Task brief = Copy the records below exactly as they are written.

(Stored items)
______________________________
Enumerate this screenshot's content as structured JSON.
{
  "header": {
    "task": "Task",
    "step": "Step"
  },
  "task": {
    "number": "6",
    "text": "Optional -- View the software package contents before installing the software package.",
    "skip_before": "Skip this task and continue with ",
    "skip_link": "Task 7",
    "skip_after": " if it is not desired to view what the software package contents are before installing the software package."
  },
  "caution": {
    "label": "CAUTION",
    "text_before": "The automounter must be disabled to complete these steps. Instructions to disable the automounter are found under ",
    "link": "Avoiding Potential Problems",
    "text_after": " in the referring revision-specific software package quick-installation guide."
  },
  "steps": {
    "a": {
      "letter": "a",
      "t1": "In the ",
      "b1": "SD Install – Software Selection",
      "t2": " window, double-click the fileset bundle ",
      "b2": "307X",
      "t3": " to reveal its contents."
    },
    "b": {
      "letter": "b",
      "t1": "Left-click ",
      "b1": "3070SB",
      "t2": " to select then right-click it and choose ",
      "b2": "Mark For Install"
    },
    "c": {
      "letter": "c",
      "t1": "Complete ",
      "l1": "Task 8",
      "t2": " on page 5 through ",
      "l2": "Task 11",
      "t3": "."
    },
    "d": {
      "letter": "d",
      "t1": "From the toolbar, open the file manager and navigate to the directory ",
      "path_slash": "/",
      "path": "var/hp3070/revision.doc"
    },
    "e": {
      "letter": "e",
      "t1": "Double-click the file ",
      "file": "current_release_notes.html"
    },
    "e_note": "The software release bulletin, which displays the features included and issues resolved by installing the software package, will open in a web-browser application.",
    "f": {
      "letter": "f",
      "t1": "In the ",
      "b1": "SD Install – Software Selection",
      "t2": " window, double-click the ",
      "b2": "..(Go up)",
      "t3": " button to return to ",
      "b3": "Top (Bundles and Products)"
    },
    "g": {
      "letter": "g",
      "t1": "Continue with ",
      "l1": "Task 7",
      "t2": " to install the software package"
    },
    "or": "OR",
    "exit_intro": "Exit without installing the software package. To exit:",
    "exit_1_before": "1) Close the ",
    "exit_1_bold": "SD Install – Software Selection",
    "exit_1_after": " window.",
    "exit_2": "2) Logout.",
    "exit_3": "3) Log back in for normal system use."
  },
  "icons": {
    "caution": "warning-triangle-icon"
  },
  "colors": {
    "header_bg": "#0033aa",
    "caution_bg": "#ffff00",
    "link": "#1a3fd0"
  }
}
______________________________
Full answer =
Enumerate this screenshot's content as structured JSON.
{
  "header": {
    "task": "Task",
    "step": "Step"
  },
  "task": {
    "number": "6",
    "text": "Optional -- View the software package contents before installing the software package.",
    "skip_before": "Skip this task and continue with ",
    "skip_link": "Task 7",
    "skip_after": " if it is not desired to view what the software package contents are before installing the software package."
  },
  "caution": {
    "label": "CAUTION",
    "text_before": "The automounter must be disabled to complete these steps. Instructions to disable the automounter are found under ",
    "link": "Avoiding Potential Problems",
    "text_after": " in the referring revision-specific software package quick-installation guide."
  },
  "steps": {
    "a": {
      "letter": "a",
      "t1": "In the ",
      "b1": "SD Install – Software Selection",
      "t2": " window, double-click the fileset bundle ",
      "b2": "307X",
      "t3": " to reveal its contents."
    },
    "b": {
      "letter": "b",
      "t1": "Left-click ",
      "b1": "3070SB",
      "t2": " to select then right-click it and choose ",
      "b2": "Mark For Install"
    },
    "c": {
      "letter": "c",
      "t1": "Complete ",
      "l1": "Task 8",
      "t2": " on page 5 through ",
      "l2": "Task 11",
      "t3": "."
    },
    "d": {
      "letter": "d",
      "t1": "From the toolbar, open the file manager and navigate to the directory ",
      "path_slash": "/",
      "path": "var/hp3070/revision.doc"
    },
    "e": {
      "letter": "e",
      "t1": "Double-click the file ",
      "file": "current_release_notes.html"
    },
    "e_note": "The software release bulletin, which displays the features included and issues resolved by installing the software package, will open in a web-browser application.",
    "f": {
      "letter": "f",
      "t1": "In the ",
      "b1": "SD Install – Software Selection",
      "t2": " window, double-click the ",
      "b2": "..(Go up)",
      "t3": " button to return to ",
      "b3": "Top (Bundles and Products)"
    },
    "g": {
      "letter": "g",
      "t1": "Continue with ",
      "l1": "Task 7",
      "t2": " to install the software package"
    },
    "or": "OR",
    "exit_intro": "Exit without installing the software package. To exit:",
    "exit_1_before": "1) Close the ",
    "exit_1_bold": "SD Install – Software Selection",
    "exit_1_after": " window.",
    "exit_2": "2) Logout.",
    "exit_3": "3) Log back in for normal system use."
  },
  "icons": {
    "caution": "warning-triangle-icon"
  },
  "colors": {
    "header_bg": "#0033aa",
    "caution_bg": "#ffff00",
    "link": "#1a3fd0"
  }
}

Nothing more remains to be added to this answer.